What needs to be done: Rewrite the lines of every item with each instance of "pixel-cell" changed to "grid-cell" and everything else unchanged. Omit the pictures from your answer.

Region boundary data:
☆ ☆ ☆ ☆ ☆ ☆ ☆

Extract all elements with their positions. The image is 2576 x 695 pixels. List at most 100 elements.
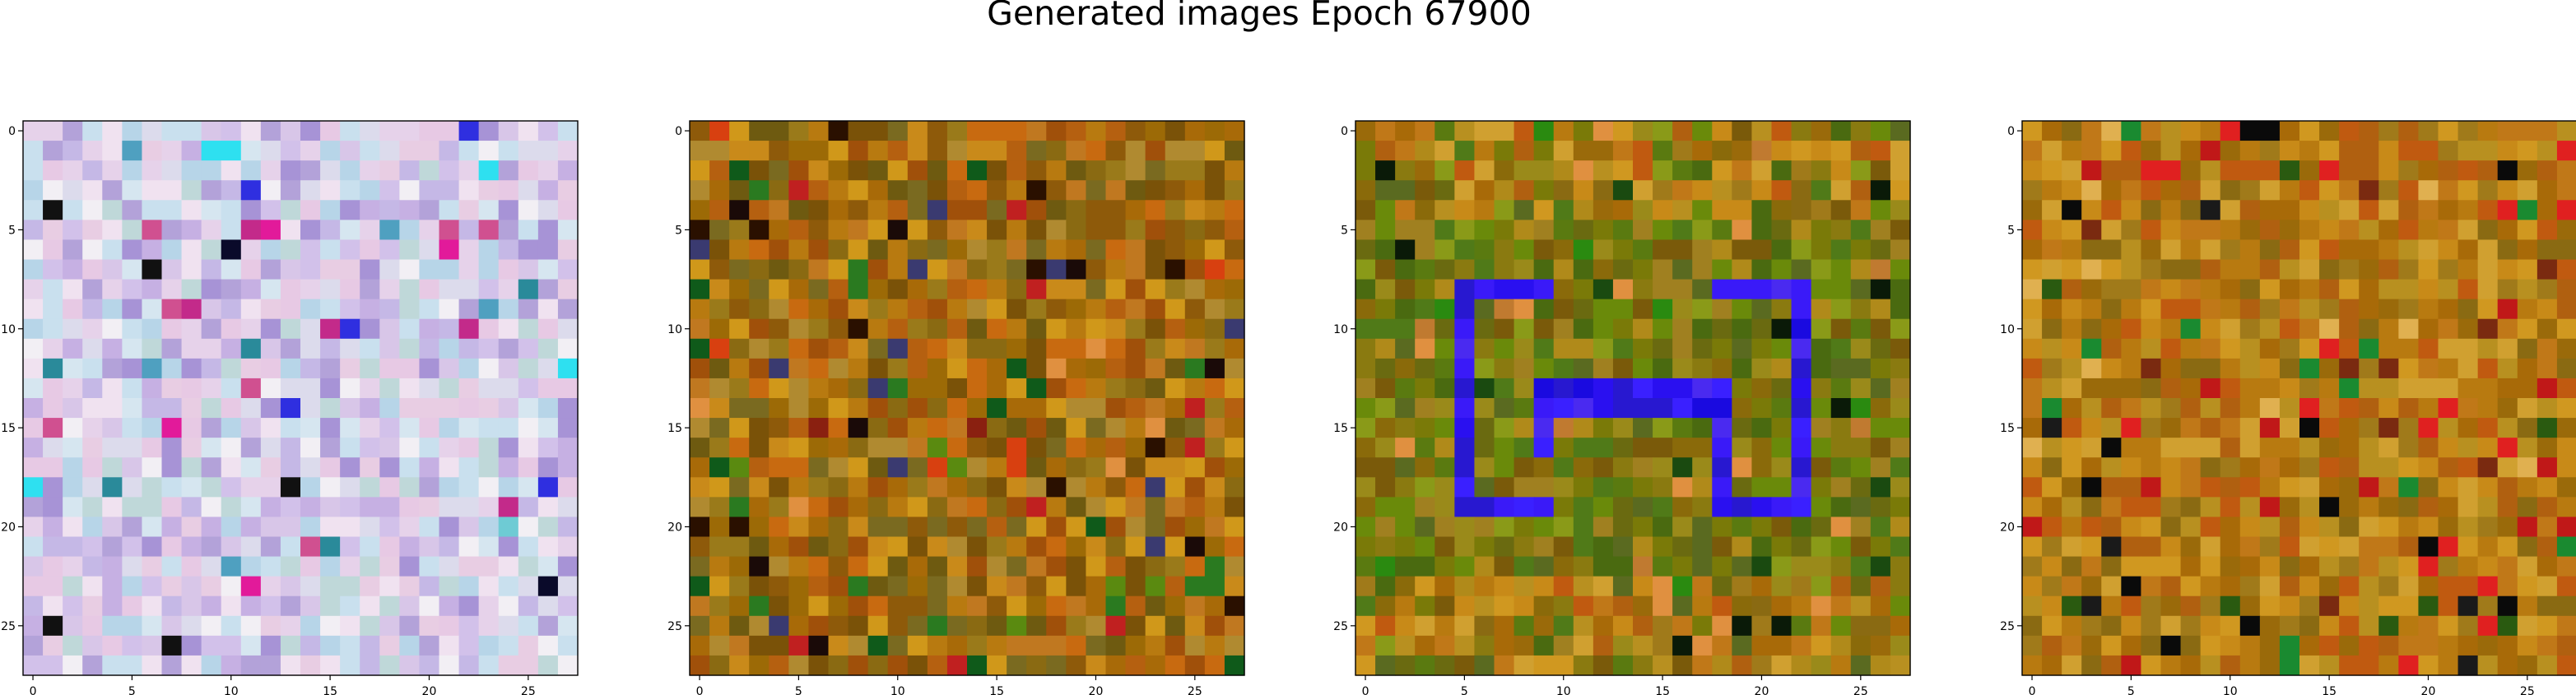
pixel-cell (2477, 438, 2499, 458)
pixel-cell (1204, 378, 1225, 399)
pixel-cell (2378, 576, 2399, 597)
pixel-cell (1732, 259, 1753, 280)
x-tick-label: 15 (323, 685, 337, 695)
pixel-cell (458, 517, 480, 538)
pixel-cell (1830, 576, 1852, 597)
pixel-cell (946, 477, 968, 498)
pixel-cell (340, 517, 360, 538)
pixel-cell (1086, 239, 1107, 261)
pixel-cell (280, 497, 301, 518)
pixel-cell (2279, 200, 2300, 220)
pixel-cell (2497, 556, 2518, 577)
pixel-cell (1732, 556, 1753, 577)
pixel-cell (987, 318, 1007, 340)
pixel-cell (1415, 398, 1435, 419)
pixel-cell (2022, 220, 2043, 241)
pixel-cell (1633, 457, 1653, 478)
pixel-cell (1125, 536, 1146, 558)
pixel-cell (2239, 536, 2261, 558)
pixel-cell (1145, 398, 1166, 419)
pixel-cell (1145, 279, 1166, 300)
pixel-cell (887, 220, 909, 241)
pixel-cell (1712, 556, 1732, 577)
pixel-cell (1105, 378, 1127, 399)
pixel-cell (1692, 517, 1713, 538)
pixel-cell (769, 595, 789, 617)
pixel-cell (360, 121, 380, 141)
pixel-cell (1553, 239, 1574, 261)
pixel-cell (300, 517, 321, 538)
pixel-cell (967, 318, 988, 340)
pixel-cell (63, 121, 83, 141)
pixel-cell (1415, 180, 1435, 201)
pixel-cell (82, 259, 103, 280)
pixel-cell (946, 180, 968, 201)
pixel-cell (537, 635, 559, 656)
pixel-cell (1653, 160, 1673, 181)
pixel-cell (1434, 279, 1455, 300)
pixel-cell (1593, 299, 1614, 320)
pixel-cell (518, 279, 539, 300)
pixel-cell (749, 378, 770, 399)
pixel-cell (1732, 655, 1753, 676)
pixel-cell (419, 595, 440, 617)
pixel-cell (1046, 576, 1067, 597)
pixel-cell (788, 418, 810, 438)
pixel-cell (1145, 635, 1166, 656)
pixel-cell (1434, 497, 1455, 518)
pixel-cell (2101, 497, 2122, 518)
pixel-cell (2081, 477, 2102, 498)
pixel-cell (729, 576, 750, 597)
pixel-cell (2517, 378, 2538, 399)
pixel-cell (690, 121, 710, 141)
pixel-cell (1026, 635, 1047, 656)
pixel-cell (848, 438, 869, 458)
pixel-cell (1811, 595, 1832, 617)
pixel-cell (1125, 556, 1146, 577)
pixel-cell (2359, 457, 2379, 478)
pixel-cell (518, 299, 539, 320)
pixel-cell (1395, 259, 1416, 280)
pixel-cell (2160, 497, 2182, 518)
pixel-cell (2121, 477, 2142, 498)
pixel-cell (379, 121, 400, 141)
pixel-cell (2457, 576, 2479, 597)
pixel-cell (1395, 556, 1416, 577)
pixel-cell (1204, 418, 1225, 438)
x-tick-label: 0 (696, 685, 704, 695)
pixel-cell (2160, 418, 2182, 438)
pixel-cell (82, 635, 103, 656)
pixel-cell (2141, 358, 2162, 379)
pixel-cell (2200, 318, 2221, 340)
pixel-cell (1732, 141, 1753, 161)
pixel-cell (1870, 576, 1891, 597)
pixel-cell (2101, 418, 2122, 438)
pixel-cell (788, 457, 810, 478)
pixel-cell (1125, 299, 1146, 320)
pixel-cell (907, 438, 928, 458)
pixel-cell (2081, 378, 2102, 399)
pixel-cell (2022, 536, 2043, 558)
pixel-cell (1732, 160, 1753, 181)
pixel-cell (1125, 438, 1146, 458)
pixel-cell (946, 338, 968, 359)
pixel-cell (320, 220, 341, 241)
pixel-cell (1870, 239, 1891, 261)
pixel-cell (518, 180, 539, 201)
pixel-cell (2081, 279, 2102, 300)
pixel-cell (1573, 398, 1594, 419)
pixel-cell (1415, 259, 1435, 280)
pixel-cell (2200, 239, 2221, 261)
pixel-cell (927, 259, 948, 280)
pixel-cell (340, 457, 360, 478)
pixel-cell (1692, 536, 1713, 558)
pixel-cell (887, 338, 909, 359)
pixel-cell (280, 259, 301, 280)
pixel-cell (1771, 556, 1793, 577)
pixel-cell (399, 180, 421, 201)
pixel-cell (1514, 576, 1535, 597)
pixel-cell (1454, 279, 1476, 300)
pixel-cell (43, 655, 63, 676)
pixel-cell (2200, 635, 2221, 656)
pixel-cell (1751, 635, 1773, 656)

☆ ☆ ☆ ☆ ☆ ☆ ☆

Task solution:
Extract all elements with their positions. The image is 2576 x 695 pixels. List at most 100 elements.
grid-cell (2477, 438, 2499, 458)
grid-cell (1204, 378, 1225, 399)
grid-cell (2378, 576, 2399, 597)
grid-cell (1732, 259, 1753, 280)
x-tick-label: 15 (323, 685, 337, 695)
grid-cell (458, 517, 480, 538)
grid-cell (1830, 576, 1852, 597)
grid-cell (946, 477, 968, 498)
grid-cell (340, 517, 360, 538)
grid-cell (1086, 239, 1107, 261)
grid-cell (280, 497, 301, 518)
grid-cell (2279, 200, 2300, 220)
grid-cell (2497, 556, 2518, 577)
grid-cell (1732, 556, 1753, 577)
grid-cell (987, 318, 1007, 340)
grid-cell (1415, 398, 1435, 419)
grid-cell (2022, 220, 2043, 241)
grid-cell (1633, 457, 1653, 478)
grid-cell (1125, 536, 1146, 558)
grid-cell (2239, 536, 2261, 558)
grid-cell (1145, 398, 1166, 419)
grid-cell (1145, 279, 1166, 300)
grid-cell (887, 220, 909, 241)
grid-cell (1712, 556, 1732, 577)
grid-cell (1105, 378, 1127, 399)
grid-cell (1692, 517, 1713, 538)
grid-cell (769, 595, 789, 617)
grid-cell (360, 121, 380, 141)
grid-cell (1553, 239, 1574, 261)
grid-cell (300, 517, 321, 538)
grid-cell (967, 318, 988, 340)
grid-cell (63, 121, 83, 141)
grid-cell (1415, 180, 1435, 201)
grid-cell (82, 259, 103, 280)
grid-cell (946, 180, 968, 201)
grid-cell (537, 635, 559, 656)
grid-cell (1653, 160, 1673, 181)
grid-cell (1434, 279, 1455, 300)
grid-cell (1593, 299, 1614, 320)
grid-cell (518, 279, 539, 300)
grid-cell (749, 378, 770, 399)
grid-cell (1732, 655, 1753, 676)
grid-cell (419, 595, 440, 617)
grid-cell (1046, 576, 1067, 597)
grid-cell (788, 418, 810, 438)
grid-cell (1145, 635, 1166, 656)
grid-cell (1434, 497, 1455, 518)
grid-cell (2101, 497, 2122, 518)
grid-cell (2081, 477, 2102, 498)
grid-cell (729, 576, 750, 597)
grid-cell (2517, 378, 2538, 399)
grid-cell (690, 121, 710, 141)
grid-cell (1026, 635, 1047, 656)
grid-cell (848, 438, 869, 458)
grid-cell (1811, 595, 1832, 617)
grid-cell (1125, 556, 1146, 577)
grid-cell (2359, 457, 2379, 478)
grid-cell (518, 299, 539, 320)
grid-cell (1395, 259, 1416, 280)
grid-cell (2160, 497, 2182, 518)
grid-cell (2121, 477, 2142, 498)
grid-cell (379, 121, 400, 141)
grid-cell (2457, 576, 2479, 597)
grid-cell (1395, 556, 1416, 577)
grid-cell (1204, 418, 1225, 438)
x-tick-label: 0 (696, 685, 704, 695)
grid-cell (2160, 418, 2182, 438)
grid-cell (82, 635, 103, 656)
grid-cell (2141, 358, 2162, 379)
grid-cell (2200, 318, 2221, 340)
grid-cell (1732, 141, 1753, 161)
grid-cell (1870, 576, 1891, 597)
grid-cell (2101, 418, 2122, 438)
grid-cell (788, 457, 810, 478)
grid-cell (1125, 299, 1146, 320)
grid-cell (907, 438, 928, 458)
grid-cell (2081, 378, 2102, 399)
grid-cell (2022, 536, 2043, 558)
grid-cell (1732, 160, 1753, 181)
grid-cell (1125, 438, 1146, 458)
grid-cell (946, 338, 968, 359)
grid-cell (320, 220, 341, 241)
grid-cell (1870, 239, 1891, 261)
grid-cell (518, 180, 539, 201)
grid-cell (2081, 279, 2102, 300)
grid-cell (1573, 398, 1594, 419)
grid-cell (1415, 259, 1435, 280)
grid-cell (2200, 239, 2221, 261)
grid-cell (927, 259, 948, 280)
grid-cell (340, 457, 360, 478)
grid-cell (1692, 536, 1713, 558)
grid-cell (887, 338, 909, 359)
grid-cell (280, 259, 301, 280)
grid-cell (1771, 556, 1793, 577)
grid-cell (399, 180, 421, 201)
grid-cell (1514, 576, 1535, 597)
grid-cell (1454, 279, 1476, 300)
grid-cell (43, 655, 63, 676)
grid-cell (2200, 635, 2221, 656)
grid-cell (1751, 635, 1773, 656)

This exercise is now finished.